- What to do -
Reproduce every line of the entries below without any change.

- Coordinate annotation entries -
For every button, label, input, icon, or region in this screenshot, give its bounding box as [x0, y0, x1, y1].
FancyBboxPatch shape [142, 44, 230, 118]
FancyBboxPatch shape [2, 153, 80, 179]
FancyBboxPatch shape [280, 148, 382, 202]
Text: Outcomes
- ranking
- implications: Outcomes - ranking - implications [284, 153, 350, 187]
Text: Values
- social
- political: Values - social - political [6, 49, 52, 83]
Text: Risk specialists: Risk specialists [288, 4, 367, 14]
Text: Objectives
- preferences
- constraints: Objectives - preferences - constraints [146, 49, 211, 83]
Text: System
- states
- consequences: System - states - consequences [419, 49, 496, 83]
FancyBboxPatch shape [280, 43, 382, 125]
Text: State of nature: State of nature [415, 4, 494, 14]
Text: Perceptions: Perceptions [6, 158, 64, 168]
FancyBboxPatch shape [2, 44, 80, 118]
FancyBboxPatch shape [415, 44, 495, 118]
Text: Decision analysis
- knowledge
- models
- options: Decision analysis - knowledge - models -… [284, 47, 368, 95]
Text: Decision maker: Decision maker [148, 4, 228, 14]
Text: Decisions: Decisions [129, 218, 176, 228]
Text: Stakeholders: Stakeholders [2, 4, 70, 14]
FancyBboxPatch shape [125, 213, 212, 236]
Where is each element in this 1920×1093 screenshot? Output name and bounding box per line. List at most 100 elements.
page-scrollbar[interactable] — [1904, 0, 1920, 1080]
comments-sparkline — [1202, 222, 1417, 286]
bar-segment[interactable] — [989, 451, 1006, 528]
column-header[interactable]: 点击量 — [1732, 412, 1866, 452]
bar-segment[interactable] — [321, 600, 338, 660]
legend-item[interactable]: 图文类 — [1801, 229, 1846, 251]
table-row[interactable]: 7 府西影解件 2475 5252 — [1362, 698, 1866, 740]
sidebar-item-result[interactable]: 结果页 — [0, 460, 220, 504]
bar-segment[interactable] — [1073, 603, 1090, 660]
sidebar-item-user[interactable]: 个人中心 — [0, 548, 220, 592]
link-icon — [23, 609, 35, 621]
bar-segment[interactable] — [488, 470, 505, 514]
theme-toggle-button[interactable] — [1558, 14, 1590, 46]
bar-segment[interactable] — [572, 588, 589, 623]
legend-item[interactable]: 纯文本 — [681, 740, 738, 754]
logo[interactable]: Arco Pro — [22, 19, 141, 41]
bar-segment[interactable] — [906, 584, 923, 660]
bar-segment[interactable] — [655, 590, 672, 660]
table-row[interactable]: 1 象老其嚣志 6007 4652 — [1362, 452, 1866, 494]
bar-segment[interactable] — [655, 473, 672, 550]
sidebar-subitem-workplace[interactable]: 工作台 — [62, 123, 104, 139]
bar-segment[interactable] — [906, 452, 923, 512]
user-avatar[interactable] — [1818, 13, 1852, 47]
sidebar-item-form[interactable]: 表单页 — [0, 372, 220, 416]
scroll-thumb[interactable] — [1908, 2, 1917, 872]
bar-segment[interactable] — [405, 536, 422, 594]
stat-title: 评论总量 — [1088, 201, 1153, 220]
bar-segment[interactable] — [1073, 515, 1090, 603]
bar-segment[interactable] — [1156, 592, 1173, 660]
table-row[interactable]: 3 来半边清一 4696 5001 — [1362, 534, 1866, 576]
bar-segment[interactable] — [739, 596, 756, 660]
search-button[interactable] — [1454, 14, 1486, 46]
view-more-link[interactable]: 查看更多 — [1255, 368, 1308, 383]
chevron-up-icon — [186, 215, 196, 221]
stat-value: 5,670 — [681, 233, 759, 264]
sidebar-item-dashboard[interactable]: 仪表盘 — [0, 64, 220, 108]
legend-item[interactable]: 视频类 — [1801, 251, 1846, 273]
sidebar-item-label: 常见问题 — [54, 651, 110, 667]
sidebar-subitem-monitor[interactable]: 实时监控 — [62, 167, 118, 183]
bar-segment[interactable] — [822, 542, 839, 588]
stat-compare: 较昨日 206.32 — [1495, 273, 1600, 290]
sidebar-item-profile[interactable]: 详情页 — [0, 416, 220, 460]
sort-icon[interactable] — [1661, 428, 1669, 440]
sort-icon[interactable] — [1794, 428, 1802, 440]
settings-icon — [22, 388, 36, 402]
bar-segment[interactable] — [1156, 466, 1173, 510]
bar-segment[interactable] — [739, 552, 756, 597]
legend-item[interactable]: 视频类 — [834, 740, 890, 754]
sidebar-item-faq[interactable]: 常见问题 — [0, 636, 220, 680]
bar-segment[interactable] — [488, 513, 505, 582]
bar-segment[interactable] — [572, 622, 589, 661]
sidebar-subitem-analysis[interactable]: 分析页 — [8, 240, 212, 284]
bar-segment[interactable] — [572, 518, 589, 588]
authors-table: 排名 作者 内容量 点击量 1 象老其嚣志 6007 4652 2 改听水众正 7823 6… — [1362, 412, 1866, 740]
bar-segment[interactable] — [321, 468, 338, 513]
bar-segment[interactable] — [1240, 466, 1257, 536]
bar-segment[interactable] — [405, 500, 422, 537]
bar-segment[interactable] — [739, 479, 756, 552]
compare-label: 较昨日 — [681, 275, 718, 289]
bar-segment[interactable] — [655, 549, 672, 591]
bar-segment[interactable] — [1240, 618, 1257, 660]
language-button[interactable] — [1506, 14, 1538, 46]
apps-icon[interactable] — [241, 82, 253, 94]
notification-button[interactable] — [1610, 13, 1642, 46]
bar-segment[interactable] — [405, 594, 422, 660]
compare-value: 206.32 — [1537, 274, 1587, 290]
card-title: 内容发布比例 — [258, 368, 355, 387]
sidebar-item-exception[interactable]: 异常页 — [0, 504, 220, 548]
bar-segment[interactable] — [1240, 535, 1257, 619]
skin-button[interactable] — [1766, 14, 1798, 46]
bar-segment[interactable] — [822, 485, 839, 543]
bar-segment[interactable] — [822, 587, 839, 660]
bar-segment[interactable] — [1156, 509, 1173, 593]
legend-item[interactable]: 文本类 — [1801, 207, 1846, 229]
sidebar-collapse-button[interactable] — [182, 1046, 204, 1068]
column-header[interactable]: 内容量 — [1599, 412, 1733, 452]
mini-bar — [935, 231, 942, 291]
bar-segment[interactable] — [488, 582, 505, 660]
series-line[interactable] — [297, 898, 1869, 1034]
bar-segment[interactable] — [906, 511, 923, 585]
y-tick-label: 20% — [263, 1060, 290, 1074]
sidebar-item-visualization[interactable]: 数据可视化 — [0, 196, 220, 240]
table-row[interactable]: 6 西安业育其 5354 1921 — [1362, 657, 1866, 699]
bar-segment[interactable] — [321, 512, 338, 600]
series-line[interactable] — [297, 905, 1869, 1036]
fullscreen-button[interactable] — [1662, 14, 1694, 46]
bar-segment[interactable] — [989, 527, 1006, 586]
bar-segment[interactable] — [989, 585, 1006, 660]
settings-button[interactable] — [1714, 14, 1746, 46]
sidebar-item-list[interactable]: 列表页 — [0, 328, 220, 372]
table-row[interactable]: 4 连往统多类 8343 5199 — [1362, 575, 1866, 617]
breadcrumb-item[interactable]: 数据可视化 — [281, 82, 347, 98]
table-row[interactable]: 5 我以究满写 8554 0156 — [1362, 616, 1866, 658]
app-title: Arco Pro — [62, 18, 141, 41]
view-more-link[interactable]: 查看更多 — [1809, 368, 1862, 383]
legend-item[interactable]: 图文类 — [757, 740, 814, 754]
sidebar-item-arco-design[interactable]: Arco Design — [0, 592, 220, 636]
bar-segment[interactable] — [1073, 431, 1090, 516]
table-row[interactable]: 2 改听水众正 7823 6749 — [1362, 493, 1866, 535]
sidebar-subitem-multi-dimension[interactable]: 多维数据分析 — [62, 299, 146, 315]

- Task answer -
For every button, label, input, icon, or region in this screenshot, give its bounding box as [x0, y0, x1, y1].
FancyBboxPatch shape [142, 44, 230, 118]
FancyBboxPatch shape [2, 153, 80, 179]
FancyBboxPatch shape [280, 148, 382, 202]
Text: Outcomes
- ranking
- implications: Outcomes - ranking - implications [284, 153, 350, 187]
Text: Values
- social
- political: Values - social - political [6, 49, 52, 83]
Text: Risk specialists: Risk specialists [288, 4, 367, 14]
Text: Objectives
- preferences
- constraints: Objectives - preferences - constraints [146, 49, 211, 83]
Text: System
- states
- consequences: System - states - consequences [419, 49, 496, 83]
FancyBboxPatch shape [280, 43, 382, 125]
Text: State of nature: State of nature [415, 4, 494, 14]
Text: Perceptions: Perceptions [6, 158, 64, 168]
FancyBboxPatch shape [2, 44, 80, 118]
FancyBboxPatch shape [415, 44, 495, 118]
Text: Decision analysis
- knowledge
- models
- options: Decision analysis - knowledge - models -… [284, 47, 368, 95]
Text: Decision maker: Decision maker [148, 4, 228, 14]
Text: Decisions: Decisions [129, 218, 176, 228]
Text: Stakeholders: Stakeholders [2, 4, 70, 14]
FancyBboxPatch shape [125, 213, 212, 236]
Where is each element in this 1920×1093 screenshot? Output name and bounding box per line. List at most 100 elements.
page-scrollbar[interactable] — [1904, 0, 1920, 1080]
comments-sparkline — [1202, 222, 1417, 286]
bar-segment[interactable] — [989, 451, 1006, 528]
column-header[interactable]: 点击量 — [1732, 412, 1866, 452]
bar-segment[interactable] — [321, 600, 338, 660]
legend-item[interactable]: 图文类 — [1801, 229, 1846, 251]
table-row[interactable]: 7 府西影解件 2475 5252 — [1362, 698, 1866, 740]
sidebar-item-result[interactable]: 结果页 — [0, 460, 220, 504]
bar-segment[interactable] — [1073, 603, 1090, 660]
sidebar-item-user[interactable]: 个人中心 — [0, 548, 220, 592]
link-icon — [23, 609, 35, 621]
bar-segment[interactable] — [488, 470, 505, 514]
theme-toggle-button[interactable] — [1558, 14, 1590, 46]
bar-segment[interactable] — [572, 588, 589, 623]
legend-item[interactable]: 纯文本 — [681, 740, 738, 754]
logo[interactable]: Arco Pro — [22, 19, 141, 41]
bar-segment[interactable] — [906, 584, 923, 660]
bar-segment[interactable] — [655, 590, 672, 660]
table-row[interactable]: 1 象老其嚣志 6007 4652 — [1362, 452, 1866, 494]
bar-segment[interactable] — [655, 473, 672, 550]
sidebar-subitem-workplace[interactable]: 工作台 — [62, 123, 104, 139]
bar-segment[interactable] — [906, 452, 923, 512]
user-avatar[interactable] — [1818, 13, 1852, 47]
sidebar-item-form[interactable]: 表单页 — [0, 372, 220, 416]
scroll-thumb[interactable] — [1908, 2, 1917, 872]
bar-segment[interactable] — [405, 536, 422, 594]
stat-title: 评论总量 — [1088, 201, 1153, 220]
bar-segment[interactable] — [1073, 515, 1090, 603]
bar-segment[interactable] — [1156, 592, 1173, 660]
table-row[interactable]: 3 来半边清一 4696 5001 — [1362, 534, 1866, 576]
bar-segment[interactable] — [739, 596, 756, 660]
search-button[interactable] — [1454, 14, 1486, 46]
view-more-link[interactable]: 查看更多 — [1255, 368, 1308, 383]
chevron-up-icon — [186, 215, 196, 221]
stat-value: 5,670 — [681, 233, 759, 264]
sidebar-item-dashboard[interactable]: 仪表盘 — [0, 64, 220, 108]
legend-item[interactable]: 视频类 — [1801, 251, 1846, 273]
sidebar-item-label: 常见问题 — [54, 651, 110, 667]
sidebar-subitem-monitor[interactable]: 实时监控 — [62, 167, 118, 183]
bar-segment[interactable] — [822, 542, 839, 588]
stat-compare: 较昨日 206.32 — [1495, 273, 1600, 290]
sidebar-item-profile[interactable]: 详情页 — [0, 416, 220, 460]
sort-icon[interactable] — [1661, 428, 1669, 440]
sort-icon[interactable] — [1794, 428, 1802, 440]
settings-icon — [22, 388, 36, 402]
bar-segment[interactable] — [1156, 466, 1173, 510]
bar-segment[interactable] — [739, 552, 756, 597]
legend-item[interactable]: 视频类 — [834, 740, 890, 754]
sidebar-item-faq[interactable]: 常见问题 — [0, 636, 220, 680]
bar-segment[interactable] — [488, 513, 505, 582]
bar-segment[interactable] — [572, 622, 589, 661]
sidebar-subitem-analysis[interactable]: 分析页 — [8, 240, 212, 284]
bar-segment[interactable] — [572, 518, 589, 588]
authors-table: 排名 作者 内容量 点击量 1 象老其嚣志 6007 4652 2 改听水众正 7823 6… — [1362, 412, 1866, 740]
bar-segment[interactable] — [321, 468, 338, 513]
bar-segment[interactable] — [1240, 466, 1257, 536]
bar-segment[interactable] — [405, 500, 422, 537]
bar-segment[interactable] — [739, 479, 756, 552]
compare-label: 较昨日 — [681, 275, 718, 289]
bar-segment[interactable] — [655, 549, 672, 591]
bar-segment[interactable] — [1240, 618, 1257, 660]
language-button[interactable] — [1506, 14, 1538, 46]
apps-icon[interactable] — [241, 82, 253, 94]
notification-button[interactable] — [1610, 13, 1642, 46]
bar-segment[interactable] — [405, 594, 422, 660]
compare-value: 206.32 — [1537, 274, 1587, 290]
card-title: 内容发布比例 — [258, 368, 355, 387]
sidebar-item-exception[interactable]: 异常页 — [0, 504, 220, 548]
bar-segment[interactable] — [1240, 535, 1257, 619]
skin-button[interactable] — [1766, 14, 1798, 46]
bar-segment[interactable] — [822, 485, 839, 543]
bar-segment[interactable] — [822, 587, 839, 660]
bar-segment[interactable] — [1156, 509, 1173, 593]
legend-item[interactable]: 文本类 — [1801, 207, 1846, 229]
sidebar-collapse-button[interactable] — [182, 1046, 204, 1068]
column-header[interactable]: 内容量 — [1599, 412, 1733, 452]
mini-bar — [935, 231, 942, 291]
bar-segment[interactable] — [488, 582, 505, 660]
series-line[interactable] — [297, 898, 1869, 1034]
bar-segment[interactable] — [906, 511, 923, 585]
y-tick-label: 20% — [263, 1060, 290, 1074]
sidebar-item-visualization[interactable]: 数据可视化 — [0, 196, 220, 240]
table-row[interactable]: 6 西安业育其 5354 1921 — [1362, 657, 1866, 699]
bar-segment[interactable] — [321, 512, 338, 600]
series-line[interactable] — [297, 905, 1869, 1036]
fullscreen-button[interactable] — [1662, 14, 1694, 46]
bar-segment[interactable] — [989, 527, 1006, 586]
bar-segment[interactable] — [989, 585, 1006, 660]
settings-button[interactable] — [1714, 14, 1746, 46]
sidebar-item-list[interactable]: 列表页 — [0, 328, 220, 372]
table-row[interactable]: 4 连往统多类 8343 5199 — [1362, 575, 1866, 617]
breadcrumb-item[interactable]: 数据可视化 — [281, 82, 347, 98]
table-row[interactable]: 5 我以究满写 8554 0156 — [1362, 616, 1866, 658]
app-title: Arco Pro — [62, 18, 141, 41]
view-more-link[interactable]: 查看更多 — [1809, 368, 1862, 383]
legend-item[interactable]: 图文类 — [757, 740, 814, 754]
sidebar-item-arco-design[interactable]: Arco Design — [0, 592, 220, 636]
bar-segment[interactable] — [1073, 431, 1090, 516]
table-row[interactable]: 2 改听水众正 7823 6749 — [1362, 493, 1866, 535]
sidebar-subitem-multi-dimension[interactable]: 多维数据分析 — [62, 299, 146, 315]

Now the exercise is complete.